• EXCERPT PROVIDED:
start

James Foley was among the four who were waterboarded several times by Islamic State militants who appeared to model the technique on the CIA’s use of waterboarding to interrogate suspected terrorists after the Sept. 11, 2001, attacks.

Waterboarding often involves strapping a person down on a gurney or bench and pouring cold water over a cloth covering the face. It causes the sensation of drowning. “The wet cloth creates a barrier through which it is difficult — or in some cases not possible — to breathe,” according to a Justice Department memo in May 2005 about the CIA’s use of the technique.

President Obama has condemned waterboarding as torture.

“They knew exactly how it was done,” a person with direct knowledge of what happened to the hostages said of the Islamic State militants. The person, who discussed the hostages’ experience on the condition of anonymity, said the captives were held in Raqqah, a city in north-central Syria.


The Islamic State beheaded Foley last week in apparent retaliation for U.S. airstrikes on Iraq, where the militant group has seized large swaths of territory. The group, which also controls parts of Syria, has threatened to kill another American, journalist Steven J. Sotloff. He was seen at the end of a video the Islamic State released that showed Foley’s killing. Two other Americans are being held by the group.

A second person familiar with Foley’s time in captivity confirmed that he was tortured, including by waterboarding.

“Yes, that is part of the information that bubbled up, and Jim was subject to it,” the person said. “I believe he suffered a lot of physical abuse.”

Foley’s mother, Diane, said Thursday that she had not been informed previously that her son had been waterboarded.

The FBI, which is investigating Foley’s death and the abduction of Americans in Syria, declined to comment. The CIA had no official comment.

“ISIL is a group that routinely crucifies and beheads people,” said a U.S. official, using one of the acronyms for the Islamic State. “To suggest that there is any correlation between ISIL’s brutality and past U.S. actions is ridiculous and feeds into their twisted propaganda.”

Waterboarding was one of the interrogation techniques adopted by the CIA and sanctioned by the Justice Department when the agency opened a series of secret overseas prisons to question terrorism suspects.

Three CIA detainees — Khalid Sheik Mohammed, Abu Zubaida and Abd al-Rahim al-Nashiri — were waterboarded while held in secret CIA prisons. Mohammed, the self-proclaimed mastermind of the 9/11 attacks, was waterboarded 183 times, according to a memo issued by the Justice Department’s Office of Legal Counsel.

end

• SHORT TASK 1:
Could you condense the paragraph in the waterboarding article that begins "The Islamic State beheaded Foley" into a short bulleted list of its main facts?

• RECORD EXTRACTS:
start

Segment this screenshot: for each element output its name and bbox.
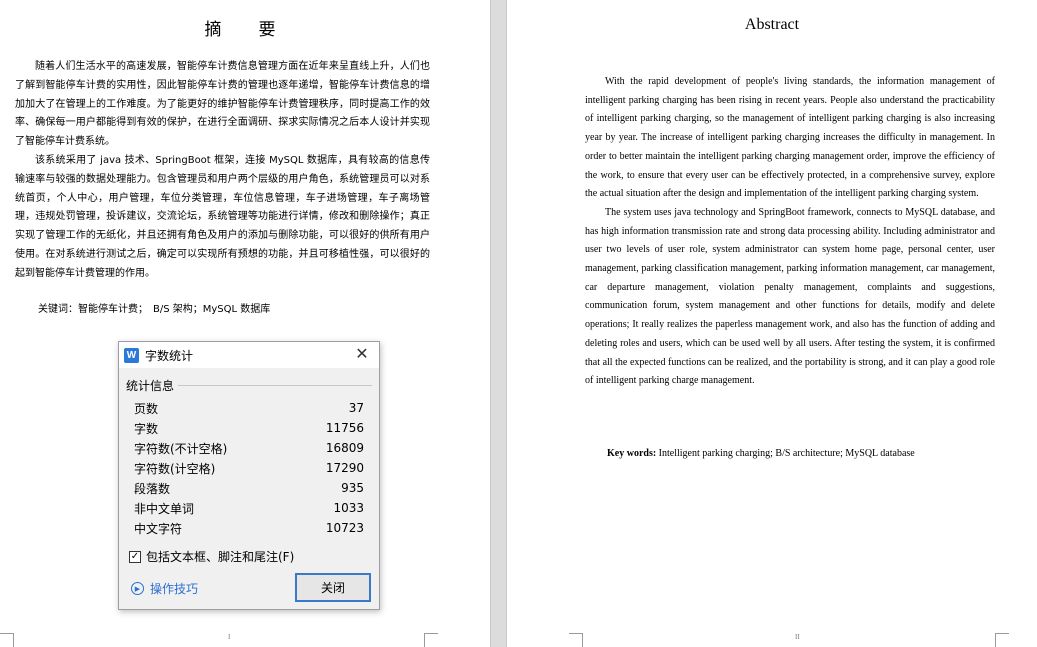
chinese-paragraph-1: 随着人们生活水平的高速发展，智能停车计费信息管理方面在近年来呈直线上升，人们也了… xyxy=(15,61,430,148)
page-gutter xyxy=(490,0,507,647)
stat-label: 字符数(计空格) xyxy=(134,461,216,476)
stat-value: 11756 xyxy=(325,421,364,435)
stat-row-paragraphs: 段落数 935 xyxy=(134,478,364,498)
chinese-abstract-title: 摘 要 xyxy=(204,20,286,40)
stat-row-words: 字数 11756 xyxy=(134,418,364,438)
play-circle-icon: ▶ xyxy=(131,582,144,595)
stat-row-chars-no-spaces: 字符数(不计空格) 16809 xyxy=(134,438,364,458)
english-abstract-title: Abstract xyxy=(744,16,800,33)
crop-mark-right-bottom-start xyxy=(569,633,583,647)
section-divider xyxy=(178,385,372,386)
stat-value: 10723 xyxy=(325,521,364,535)
dialog-titlebar[interactable]: W 字数统计 ✕ xyxy=(119,342,379,368)
english-keywords-label: Key words: xyxy=(607,448,657,459)
stat-label: 页数 xyxy=(134,401,159,416)
stat-label: 字数 xyxy=(134,421,159,436)
stat-row-non-chinese-words: 非中文单词 1033 xyxy=(134,498,364,518)
statistics-section-header: 统计信息 xyxy=(126,377,372,394)
stat-row-chinese-chars: 中文字符 10723 xyxy=(134,518,364,538)
close-button[interactable]: 关闭 xyxy=(295,573,371,602)
chinese-abstract-body: 随着人们生活水平的高速发展，智能停车计费信息管理方面在近年来呈直线上升，人们也了… xyxy=(15,58,430,284)
stat-value: 16809 xyxy=(325,441,364,455)
include-textboxes-checkbox[interactable]: ✓ xyxy=(129,550,141,563)
crop-mark-right-bottom-end xyxy=(995,633,1009,647)
statistics-list: 页数 37 字数 11756 字符数(不计空格) 16809 字符数(计空格) … xyxy=(134,398,364,538)
include-textboxes-label[interactable]: 包括文本框、脚注和尾注(F) xyxy=(146,548,294,565)
chinese-keywords: 关键词：智能停车计费； B/S 架构；MySQL 数据库 xyxy=(38,304,271,315)
english-paragraph-2: The system uses java technology and Spri… xyxy=(585,206,995,387)
wps-writer-icon: W xyxy=(124,347,139,363)
stat-value: 37 xyxy=(348,401,364,415)
stat-label: 段落数 xyxy=(134,481,171,496)
english-abstract-body: With the rapid development of people's l… xyxy=(585,73,995,391)
close-icon[interactable]: ✕ xyxy=(353,345,371,363)
stat-row-pages: 页数 37 xyxy=(134,398,364,418)
tips-label[interactable]: 操作技巧 xyxy=(150,580,198,597)
english-paragraph-1: With the rapid development of people's l… xyxy=(585,76,995,200)
include-textboxes-checkbox-row[interactable]: ✓ 包括文本框、脚注和尾注(F) xyxy=(129,548,294,565)
stat-label: 字符数(不计空格) xyxy=(134,441,228,456)
stat-value: 17290 xyxy=(325,461,364,475)
dialog-title: 字数统计 xyxy=(145,348,194,363)
document-page-right: Abstract With the rapid development of p… xyxy=(507,0,1037,647)
stat-value: 935 xyxy=(341,481,364,495)
page-number-right: II xyxy=(795,633,800,641)
statistics-section-label: 统计信息 xyxy=(126,379,175,393)
chinese-paragraph-2: 该系统采用了 java 技术、SpringBoot 框架，连接 MySQL 数据… xyxy=(15,154,430,279)
stat-row-chars-with-spaces: 字符数(计空格) 17290 xyxy=(134,458,364,478)
page-number-left: I xyxy=(228,633,231,641)
stat-value: 1033 xyxy=(333,501,364,515)
tips-link[interactable]: ▶ 操作技巧 xyxy=(131,580,198,597)
english-keywords-value: Intelligent parking charging; B/S archit… xyxy=(658,448,915,459)
english-keywords: Key words: Intelligent parking charging;… xyxy=(607,448,915,459)
stat-label: 中文字符 xyxy=(134,521,183,536)
crop-mark-left-bottom-start xyxy=(0,633,14,647)
word-count-dialog: W 字数统计 ✕ 统计信息 页数 37 字数 11756 字符数(不计空格) 1… xyxy=(118,341,380,610)
crop-mark-left-bottom-end xyxy=(424,633,438,647)
stat-label: 非中文单词 xyxy=(134,501,195,516)
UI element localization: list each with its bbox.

end

• SHORT TASK 2:
Select and copy every line of the records that contains the string "each", treating uppercase and lowercase as different.

• FULL RESPONSE 1:
- The Islamic State beheaded Foley last week, apparently in retaliation for U.S. airstrikes on Iraq, where the group has seized large swaths of territory.
- The group also controls parts of Syria.
- It has threatened to kill another American, journalist Steven J. Sotloff, who was seen at the end of its video showing Foley's killing.
- It is holding two other Americans.

• FULL RESPONSE 2:
Segment this screenshot: for each element output its name and bbox.
UI element localization: list each with its bbox.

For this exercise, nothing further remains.